▶ Written problem
Type out all the records word for word. Any pictures are to be left out.

▶ Data shown

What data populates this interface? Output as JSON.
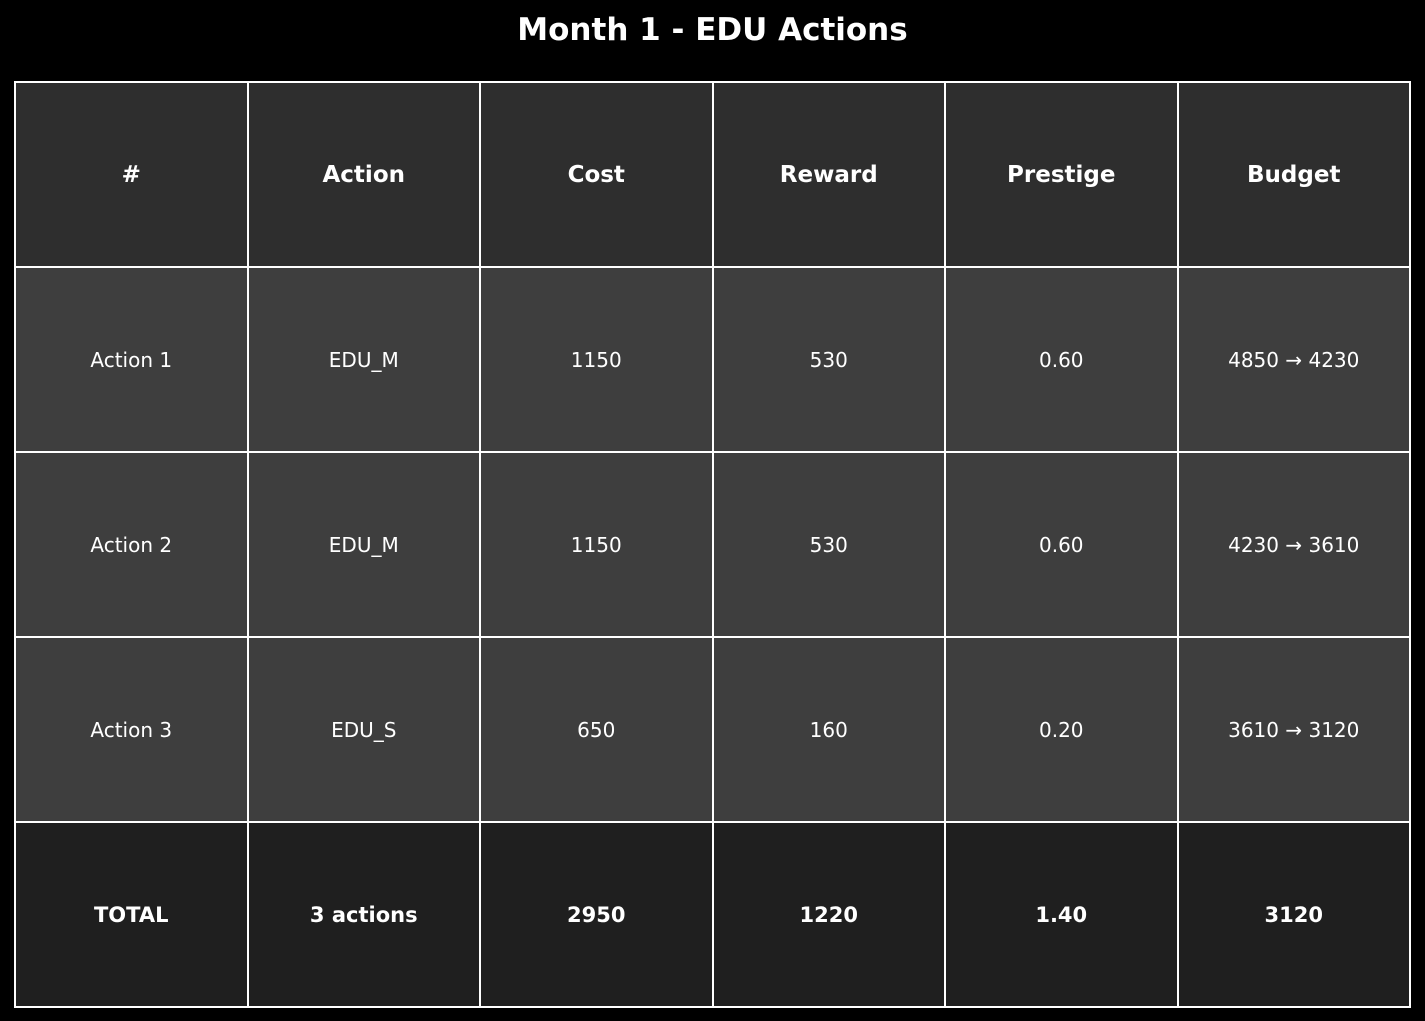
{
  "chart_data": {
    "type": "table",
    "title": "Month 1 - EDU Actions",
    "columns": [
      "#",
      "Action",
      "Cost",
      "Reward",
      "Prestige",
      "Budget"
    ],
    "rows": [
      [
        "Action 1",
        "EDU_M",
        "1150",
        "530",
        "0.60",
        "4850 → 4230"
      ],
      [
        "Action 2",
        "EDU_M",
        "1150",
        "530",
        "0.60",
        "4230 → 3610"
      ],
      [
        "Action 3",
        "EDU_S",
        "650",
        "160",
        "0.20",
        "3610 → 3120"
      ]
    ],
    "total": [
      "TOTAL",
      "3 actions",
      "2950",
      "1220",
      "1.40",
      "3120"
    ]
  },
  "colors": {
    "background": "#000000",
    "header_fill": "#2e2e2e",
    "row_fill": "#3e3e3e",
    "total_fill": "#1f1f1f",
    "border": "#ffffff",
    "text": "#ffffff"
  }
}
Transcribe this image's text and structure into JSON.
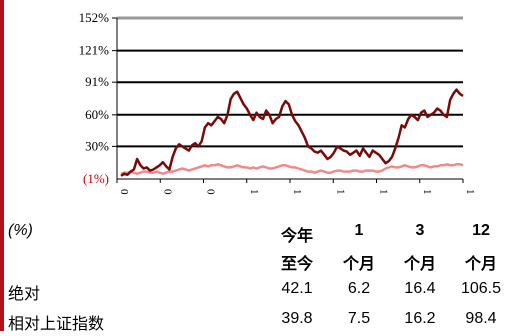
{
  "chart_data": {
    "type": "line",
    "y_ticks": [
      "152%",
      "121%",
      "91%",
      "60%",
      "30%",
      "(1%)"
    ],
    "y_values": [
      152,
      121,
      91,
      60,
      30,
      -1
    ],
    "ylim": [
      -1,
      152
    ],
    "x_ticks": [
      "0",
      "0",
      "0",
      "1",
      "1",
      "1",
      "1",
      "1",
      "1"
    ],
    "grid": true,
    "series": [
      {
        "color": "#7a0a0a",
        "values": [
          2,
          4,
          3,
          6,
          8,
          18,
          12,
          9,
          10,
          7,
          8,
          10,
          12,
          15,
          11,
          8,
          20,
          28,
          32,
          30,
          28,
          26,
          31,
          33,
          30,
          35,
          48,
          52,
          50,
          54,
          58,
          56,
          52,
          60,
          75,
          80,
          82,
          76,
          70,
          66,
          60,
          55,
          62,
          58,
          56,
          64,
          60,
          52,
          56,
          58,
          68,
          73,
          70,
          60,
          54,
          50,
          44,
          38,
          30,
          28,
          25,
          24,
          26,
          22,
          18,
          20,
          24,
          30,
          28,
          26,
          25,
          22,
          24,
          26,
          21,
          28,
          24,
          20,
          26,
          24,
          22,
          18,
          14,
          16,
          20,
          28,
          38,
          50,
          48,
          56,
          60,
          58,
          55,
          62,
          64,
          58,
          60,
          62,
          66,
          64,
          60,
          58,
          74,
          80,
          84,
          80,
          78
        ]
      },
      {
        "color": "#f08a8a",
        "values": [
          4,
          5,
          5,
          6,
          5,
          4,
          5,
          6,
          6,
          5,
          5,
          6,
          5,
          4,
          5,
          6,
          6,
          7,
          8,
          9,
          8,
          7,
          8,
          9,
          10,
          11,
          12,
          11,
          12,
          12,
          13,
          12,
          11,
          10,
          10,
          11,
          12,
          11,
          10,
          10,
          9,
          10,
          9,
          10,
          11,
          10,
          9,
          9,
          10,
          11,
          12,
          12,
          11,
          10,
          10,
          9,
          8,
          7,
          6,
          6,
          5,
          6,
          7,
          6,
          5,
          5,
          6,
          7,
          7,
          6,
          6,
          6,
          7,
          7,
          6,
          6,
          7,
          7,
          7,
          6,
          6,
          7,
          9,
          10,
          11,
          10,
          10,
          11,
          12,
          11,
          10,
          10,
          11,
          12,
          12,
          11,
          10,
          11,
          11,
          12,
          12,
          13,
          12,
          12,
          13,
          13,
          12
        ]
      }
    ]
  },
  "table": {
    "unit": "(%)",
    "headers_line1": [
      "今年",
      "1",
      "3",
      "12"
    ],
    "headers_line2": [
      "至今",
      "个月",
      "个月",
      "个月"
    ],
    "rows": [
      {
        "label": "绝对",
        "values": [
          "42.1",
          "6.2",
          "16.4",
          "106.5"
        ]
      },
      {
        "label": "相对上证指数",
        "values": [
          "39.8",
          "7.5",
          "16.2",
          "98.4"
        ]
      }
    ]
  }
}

▶ Expected output
What data populates this interface? Output as JSON.
{
  "chart_data": {
    "type": "table",
    "title": "Month 1 - EDU Actions",
    "columns": [
      "#",
      "Action",
      "Cost",
      "Reward",
      "Prestige",
      "Budget"
    ],
    "rows": [
      [
        "Action 1",
        "EDU_M",
        "1150",
        "530",
        "0.60",
        "4850 → 4230"
      ],
      [
        "Action 2",
        "EDU_M",
        "1150",
        "530",
        "0.60",
        "4230 → 3610"
      ],
      [
        "Action 3",
        "EDU_S",
        "650",
        "160",
        "0.20",
        "3610 → 3120"
      ]
    ],
    "total": [
      "TOTAL",
      "3 actions",
      "2950",
      "1220",
      "1.40",
      "3120"
    ]
  },
  "colors": {
    "background": "#000000",
    "header_fill": "#2e2e2e",
    "row_fill": "#3e3e3e",
    "total_fill": "#1f1f1f",
    "border": "#ffffff",
    "text": "#ffffff"
  }
}
Transcribe this image's text and structure into JSON.
{
  "chart_data": {
    "type": "line",
    "y_ticks": [
      "152%",
      "121%",
      "91%",
      "60%",
      "30%",
      "(1%)"
    ],
    "y_values": [
      152,
      121,
      91,
      60,
      30,
      -1
    ],
    "ylim": [
      -1,
      152
    ],
    "x_ticks": [
      "0",
      "0",
      "0",
      "1",
      "1",
      "1",
      "1",
      "1",
      "1"
    ],
    "grid": true,
    "series": [
      {
        "color": "#7a0a0a",
        "values": [
          2,
          4,
          3,
          6,
          8,
          18,
          12,
          9,
          10,
          7,
          8,
          10,
          12,
          15,
          11,
          8,
          20,
          28,
          32,
          30,
          28,
          26,
          31,
          33,
          30,
          35,
          48,
          52,
          50,
          54,
          58,
          56,
          52,
          60,
          75,
          80,
          82,
          76,
          70,
          66,
          60,
          55,
          62,
          58,
          56,
          64,
          60,
          52,
          56,
          58,
          68,
          73,
          70,
          60,
          54,
          50,
          44,
          38,
          30,
          28,
          25,
          24,
          26,
          22,
          18,
          20,
          24,
          30,
          28,
          26,
          25,
          22,
          24,
          26,
          21,
          28,
          24,
          20,
          26,
          24,
          22,
          18,
          14,
          16,
          20,
          28,
          38,
          50,
          48,
          56,
          60,
          58,
          55,
          62,
          64,
          58,
          60,
          62,
          66,
          64,
          60,
          58,
          74,
          80,
          84,
          80,
          78
        ]
      },
      {
        "color": "#f08a8a",
        "values": [
          4,
          5,
          5,
          6,
          5,
          4,
          5,
          6,
          6,
          5,
          5,
          6,
          5,
          4,
          5,
          6,
          6,
          7,
          8,
          9,
          8,
          7,
          8,
          9,
          10,
          11,
          12,
          11,
          12,
          12,
          13,
          12,
          11,
          10,
          10,
          11,
          12,
          11,
          10,
          10,
          9,
          10,
          9,
          10,
          11,
          10,
          9,
          9,
          10,
          11,
          12,
          12,
          11,
          10,
          10,
          9,
          8,
          7,
          6,
          6,
          5,
          6,
          7,
          6,
          5,
          5,
          6,
          7,
          7,
          6,
          6,
          6,
          7,
          7,
          6,
          6,
          7,
          7,
          7,
          6,
          6,
          7,
          9,
          10,
          11,
          10,
          10,
          11,
          12,
          11,
          10,
          10,
          11,
          12,
          12,
          11,
          10,
          11,
          11,
          12,
          12,
          13,
          12,
          12,
          13,
          13,
          12
        ]
      }
    ]
  },
  "table": {
    "unit": "(%)",
    "headers_line1": [
      "今年",
      "1",
      "3",
      "12"
    ],
    "headers_line2": [
      "至今",
      "个月",
      "个月",
      "个月"
    ],
    "rows": [
      {
        "label": "绝对",
        "values": [
          "42.1",
          "6.2",
          "16.4",
          "106.5"
        ]
      },
      {
        "label": "相对上证指数",
        "values": [
          "39.8",
          "7.5",
          "16.2",
          "98.4"
        ]
      }
    ]
  }
}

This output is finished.